Your instructions -> Reproduce the lines of the material exactly, excluding every image.

◆ ◆ ◆ ◆ ◆ ◆ ◆

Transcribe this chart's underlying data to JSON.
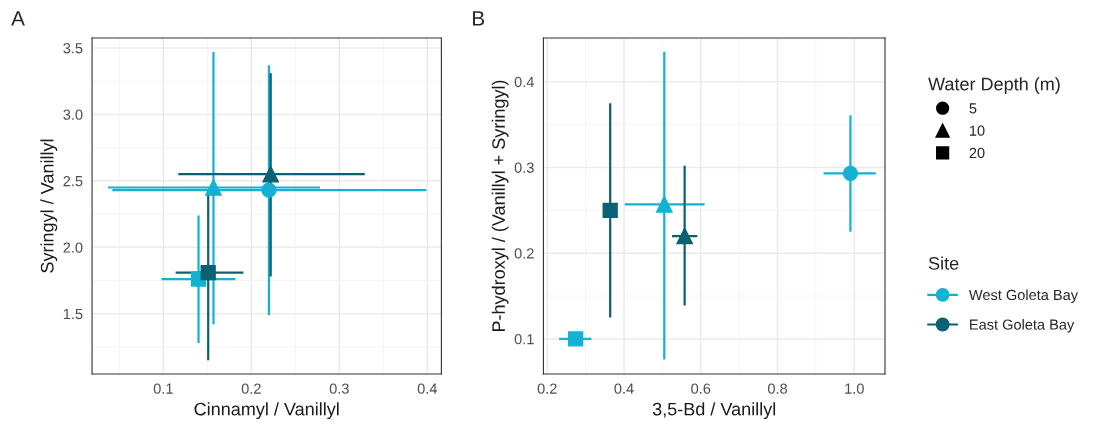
{
  "chart_data": [
    {
      "type": "scatter",
      "title": "A",
      "xlabel": "Cinnamyl / Vanillyl",
      "ylabel": "Syringyl / Vanillyl",
      "xlim": [
        0.019,
        0.416
      ],
      "ylim": [
        1.046,
        3.575
      ],
      "xticks": [
        0.1,
        0.2,
        0.3,
        0.4
      ],
      "yticks": [
        1.5,
        {
          "value": 2,
          "label": "2.0"
        },
        2.5,
        {
          "value": 3,
          "label": "3.0"
        },
        3.5
      ],
      "grid": true,
      "legend": "right",
      "legend_title": "Site",
      "series": [
        {
          "name": "West Goleta Bay",
          "color": "#13b2d2",
          "marker": [
            "circle",
            "triangle",
            "square"
          ],
          "x": [
            0.22,
            0.157,
            0.14
          ],
          "values": [
            2.43,
            2.45,
            1.76
          ],
          "errors": [
            [
              1.49,
              3.37
            ],
            [
              1.42,
              3.47
            ],
            [
              1.28,
              2.24
            ]
          ],
          "xerrors": [
            [
              0.042,
              0.399
            ],
            [
              0.037,
              0.278
            ],
            [
              0.098,
              0.182
            ]
          ]
        },
        {
          "name": "East Goleta Bay",
          "color": "#0b6174",
          "marker": [
            "triangle",
            "square"
          ],
          "x": [
            0.222,
            0.151
          ],
          "values": [
            2.55,
            1.81
          ],
          "errors": [
            [
              1.78,
              3.31
            ],
            [
              1.15,
              2.42
            ]
          ],
          "xerrors": [
            [
              0.117,
              0.329
            ],
            [
              0.114,
              0.191
            ]
          ]
        }
      ]
    },
    {
      "type": "scatter",
      "title": "B",
      "xlabel": "3,5-Bd / Vanillyl",
      "ylabel": "P-hydroxyl / (Vanillyl + Syringyl)",
      "xlim": [
        0.19,
        1.08
      ],
      "ylim": [
        0.059,
        0.451
      ],
      "xticks": [
        0.2,
        0.4,
        0.6,
        0.8,
        {
          "value": 1,
          "label": "1.0"
        }
      ],
      "yticks": [
        0.1,
        0.2,
        0.3,
        0.4
      ],
      "grid": true,
      "legend": "right",
      "legend_title": "Water Depth (m)",
      "annotations": [
        "5",
        "10",
        "20"
      ],
      "series": [
        {
          "color": "#13b2d2",
          "marker": [
            "circle",
            "triangle",
            "square"
          ],
          "x": [
            0.99,
            0.505,
            0.274
          ],
          "values": [
            0.293,
            0.257,
            0.1
          ],
          "errors": [
            [
              0.225,
              0.361
            ],
            [
              0.076,
              0.435
            ],
            null
          ],
          "xerrors": [
            [
              0.92,
              1.056
            ],
            [
              0.402,
              0.61
            ],
            [
              0.231,
              0.315
            ]
          ]
        },
        {
          "color": "#0b6174",
          "marker": [
            "triangle",
            "square"
          ],
          "x": [
            0.558,
            0.364
          ],
          "values": [
            0.22,
            0.25
          ],
          "errors": [
            [
              0.139,
              0.302
            ],
            [
              0.125,
              0.375
            ]
          ],
          "xerrors": [
            [
              0.525,
              0.591
            ],
            null
          ]
        }
      ]
    }
  ]
}
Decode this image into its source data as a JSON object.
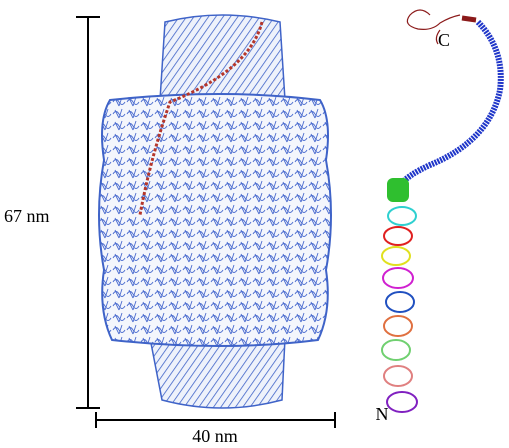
{
  "labels": {
    "height": "67 nm",
    "width": "40 nm",
    "c_terminus": "C",
    "n_terminus": "N"
  }
}
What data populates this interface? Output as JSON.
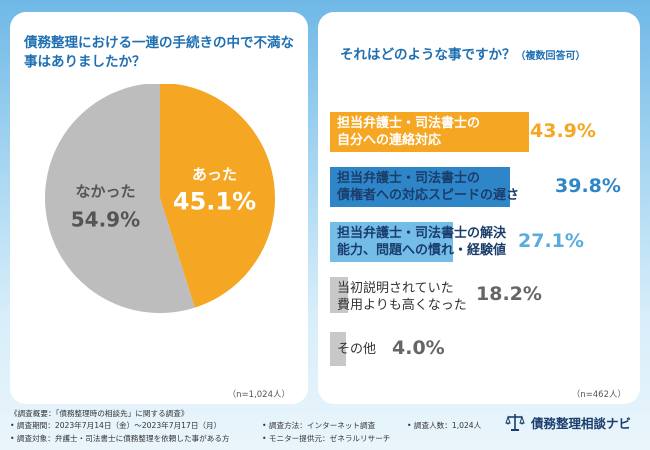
{
  "chart_data": [
    {
      "type": "pie",
      "title": "債務整理における一連の手続きの中で不満な事はありましたか？",
      "slices": [
        {
          "label": "あった",
          "value": 45.1,
          "display": "45.1%",
          "color": "#f5a623"
        },
        {
          "label": "なかった",
          "value": 54.9,
          "display": "54.9%",
          "color": "#bdbdbd"
        }
      ],
      "note": "（n=1,024人）"
    },
    {
      "type": "bar",
      "orientation": "horizontal",
      "title": "それはどのような事ですか？",
      "subtitle": "（複数回答可）",
      "categories": [
        "担当弁護士・司法書士の自分への連絡対応",
        "担当弁護士・司法書士の債権者への対応スピードの遅さ",
        "担当弁護士・司法書士の解決能力、問題への慣れ・経験値",
        "当初説明されていた費用よりも高くなった",
        "その他"
      ],
      "category_lines": [
        [
          "担当弁護士・司法書士の",
          "自分への連絡対応"
        ],
        [
          "担当弁護士・司法書士の",
          "債権者への対応スピードの遅さ"
        ],
        [
          "担当弁護士・司法書士の解決",
          "能力、問題への慣れ・経験値"
        ],
        [
          "当初説明されていた",
          "費用よりも高くなった"
        ],
        [
          "その他"
        ]
      ],
      "values": [
        43.9,
        39.8,
        27.1,
        18.2,
        4.0
      ],
      "value_labels": [
        "43.9%",
        "39.8%",
        "27.1%",
        "18.2%",
        "4.0%"
      ],
      "colors": [
        "#f5a623",
        "#2e86c8",
        "#74bde8",
        "#c8c8c8",
        "#c8c8c8"
      ],
      "value_colors": [
        "#f5a623",
        "#2e86c8",
        "#58ace0",
        "#666666",
        "#666666"
      ],
      "text_colors": [
        "#ffffff",
        "#1a3d6b",
        "#1a3d6b",
        "#333333",
        "#333333"
      ],
      "note": "（n=462人）"
    }
  ],
  "footer": {
    "line1": "《調査概要：「債務整理時の相談先」に関する調査》",
    "period": "• 調査期間：2023年7月14日（金）〜2023年7月17日（月）",
    "method": "• 調査方法：インターネット調査",
    "count": "• 調査人数：1,024人",
    "target": "• 調査対象：弁護士・司法書士に債務整理を依頼した事がある方",
    "provider": "• モニター提供元：ゼネラルリサーチ"
  },
  "brand": {
    "name": "債務整理相談ナビ",
    "icon": "scales-icon"
  }
}
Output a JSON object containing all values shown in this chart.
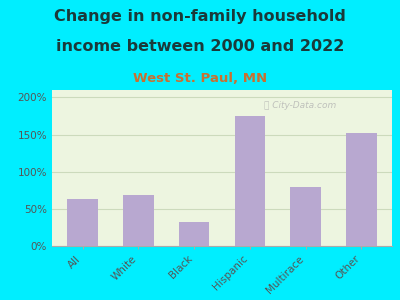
{
  "categories": [
    "All",
    "White",
    "Black",
    "Hispanic",
    "Multirace",
    "Other"
  ],
  "values": [
    63,
    68,
    32,
    175,
    80,
    152
  ],
  "bar_color": "#b8a8d0",
  "title_line1": "Change in non-family household",
  "title_line2": "income between 2000 and 2022",
  "subtitle": "West St. Paul, MN",
  "title_color": "#1a3a3a",
  "subtitle_color": "#c87030",
  "background_outer": "#00eeff",
  "background_plot": "#edf5e0",
  "watermark": "Ⓣ City-Data.com",
  "ylim": [
    0,
    210
  ],
  "yticks": [
    0,
    50,
    100,
    150,
    200
  ],
  "ytick_labels": [
    "0%",
    "50%",
    "100%",
    "150%",
    "200%"
  ],
  "grid_color": "#ccdabc",
  "tick_color": "#555555",
  "title_fontsize": 11.5,
  "subtitle_fontsize": 9.5,
  "axis_label_fontsize": 7.5
}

◆ ◆ ◆ ◆ ◆ ◆ ◆

Output below ->
Transcribe this chart's underlying data to JSON.
{
  "chart_data": [
    {
      "type": "scatter",
      "title": "A",
      "xlabel": "Cinnamyl / Vanillyl",
      "ylabel": "Syringyl / Vanillyl",
      "xlim": [
        0.019,
        0.416
      ],
      "ylim": [
        1.046,
        3.575
      ],
      "xticks": [
        0.1,
        0.2,
        0.3,
        0.4
      ],
      "yticks": [
        1.5,
        {
          "value": 2,
          "label": "2.0"
        },
        2.5,
        {
          "value": 3,
          "label": "3.0"
        },
        3.5
      ],
      "grid": true,
      "legend": "right",
      "legend_title": "Site",
      "series": [
        {
          "name": "West Goleta Bay",
          "color": "#13b2d2",
          "marker": [
            "circle",
            "triangle",
            "square"
          ],
          "x": [
            0.22,
            0.157,
            0.14
          ],
          "values": [
            2.43,
            2.45,
            1.76
          ],
          "errors": [
            [
              1.49,
              3.37
            ],
            [
              1.42,
              3.47
            ],
            [
              1.28,
              2.24
            ]
          ],
          "xerrors": [
            [
              0.042,
              0.399
            ],
            [
              0.037,
              0.278
            ],
            [
              0.098,
              0.182
            ]
          ]
        },
        {
          "name": "East Goleta Bay",
          "color": "#0b6174",
          "marker": [
            "triangle",
            "square"
          ],
          "x": [
            0.222,
            0.151
          ],
          "values": [
            2.55,
            1.81
          ],
          "errors": [
            [
              1.78,
              3.31
            ],
            [
              1.15,
              2.42
            ]
          ],
          "xerrors": [
            [
              0.117,
              0.329
            ],
            [
              0.114,
              0.191
            ]
          ]
        }
      ]
    },
    {
      "type": "scatter",
      "title": "B",
      "xlabel": "3,5-Bd / Vanillyl",
      "ylabel": "P-hydroxyl / (Vanillyl + Syringyl)",
      "xlim": [
        0.19,
        1.08
      ],
      "ylim": [
        0.059,
        0.451
      ],
      "xticks": [
        0.2,
        0.4,
        0.6,
        0.8,
        {
          "value": 1,
          "label": "1.0"
        }
      ],
      "yticks": [
        0.1,
        0.2,
        0.3,
        0.4
      ],
      "grid": true,
      "legend": "right",
      "legend_title": "Water Depth (m)",
      "annotations": [
        "5",
        "10",
        "20"
      ],
      "series": [
        {
          "color": "#13b2d2",
          "marker": [
            "circle",
            "triangle",
            "square"
          ],
          "x": [
            0.99,
            0.505,
            0.274
          ],
          "values": [
            0.293,
            0.257,
            0.1
          ],
          "errors": [
            [
              0.225,
              0.361
            ],
            [
              0.076,
              0.435
            ],
            null
          ],
          "xerrors": [
            [
              0.92,
              1.056
            ],
            [
              0.402,
              0.61
            ],
            [
              0.231,
              0.315
            ]
          ]
        },
        {
          "color": "#0b6174",
          "marker": [
            "triangle",
            "square"
          ],
          "x": [
            0.558,
            0.364
          ],
          "values": [
            0.22,
            0.25
          ],
          "errors": [
            [
              0.139,
              0.302
            ],
            [
              0.125,
              0.375
            ]
          ],
          "xerrors": [
            [
              0.525,
              0.591
            ],
            null
          ]
        }
      ]
    }
  ]
}
Decode this image into its source data as a JSON object.
{
  "labels": {
    "height": "67 nm",
    "width": "40 nm",
    "c_terminus": "C",
    "n_terminus": "N"
  }
}
What data populates this interface? Output as JSON.
{
  "chart_data": [
    {
      "type": "pie",
      "title": "債務整理における一連の手続きの中で不満な事はありましたか？",
      "slices": [
        {
          "label": "あった",
          "value": 45.1,
          "display": "45.1%",
          "color": "#f5a623"
        },
        {
          "label": "なかった",
          "value": 54.9,
          "display": "54.9%",
          "color": "#bdbdbd"
        }
      ],
      "note": "（n=1,024人）"
    },
    {
      "type": "bar",
      "orientation": "horizontal",
      "title": "それはどのような事ですか？",
      "subtitle": "（複数回答可）",
      "categories": [
        "担当弁護士・司法書士の自分への連絡対応",
        "担当弁護士・司法書士の債権者への対応スピードの遅さ",
        "担当弁護士・司法書士の解決能力、問題への慣れ・経験値",
        "当初説明されていた費用よりも高くなった",
        "その他"
      ],
      "category_lines": [
        [
          "担当弁護士・司法書士の",
          "自分への連絡対応"
        ],
        [
          "担当弁護士・司法書士の",
          "債権者への対応スピードの遅さ"
        ],
        [
          "担当弁護士・司法書士の解決",
          "能力、問題への慣れ・経験値"
        ],
        [
          "当初説明されていた",
          "費用よりも高くなった"
        ],
        [
          "その他"
        ]
      ],
      "values": [
        43.9,
        39.8,
        27.1,
        18.2,
        4.0
      ],
      "value_labels": [
        "43.9%",
        "39.8%",
        "27.1%",
        "18.2%",
        "4.0%"
      ],
      "colors": [
        "#f5a623",
        "#2e86c8",
        "#74bde8",
        "#c8c8c8",
        "#c8c8c8"
      ],
      "value_colors": [
        "#f5a623",
        "#2e86c8",
        "#58ace0",
        "#666666",
        "#666666"
      ],
      "text_colors": [
        "#ffffff",
        "#1a3d6b",
        "#1a3d6b",
        "#333333",
        "#333333"
      ],
      "note": "（n=462人）"
    }
  ],
  "footer": {
    "line1": "《調査概要：「債務整理時の相談先」に関する調査》",
    "period": "• 調査期間：2023年7月14日（金）〜2023年7月17日（月）",
    "method": "• 調査方法：インターネット調査",
    "count": "• 調査人数：1,024人",
    "target": "• 調査対象：弁護士・司法書士に債務整理を依頼した事がある方",
    "provider": "• モニター提供元：ゼネラルリサーチ"
  },
  "brand": {
    "name": "債務整理相談ナビ",
    "icon": "scales-icon"
  }
}
Output a JSON object containing all values shown in this chart.
{
  "categories": [
    "All",
    "White",
    "Black",
    "Hispanic",
    "Multirace",
    "Other"
  ],
  "values": [
    63,
    68,
    32,
    175,
    80,
    152
  ],
  "bar_color": "#b8a8d0",
  "title_line1": "Change in non-family household",
  "title_line2": "income between 2000 and 2022",
  "subtitle": "West St. Paul, MN",
  "title_color": "#1a3a3a",
  "subtitle_color": "#c87030",
  "background_outer": "#00eeff",
  "background_plot": "#edf5e0",
  "watermark": "Ⓣ City-Data.com",
  "ylim": [
    0,
    210
  ],
  "yticks": [
    0,
    50,
    100,
    150,
    200
  ],
  "ytick_labels": [
    "0%",
    "50%",
    "100%",
    "150%",
    "200%"
  ],
  "grid_color": "#ccdabc",
  "tick_color": "#555555",
  "title_fontsize": 11.5,
  "subtitle_fontsize": 9.5,
  "axis_label_fontsize": 7.5
}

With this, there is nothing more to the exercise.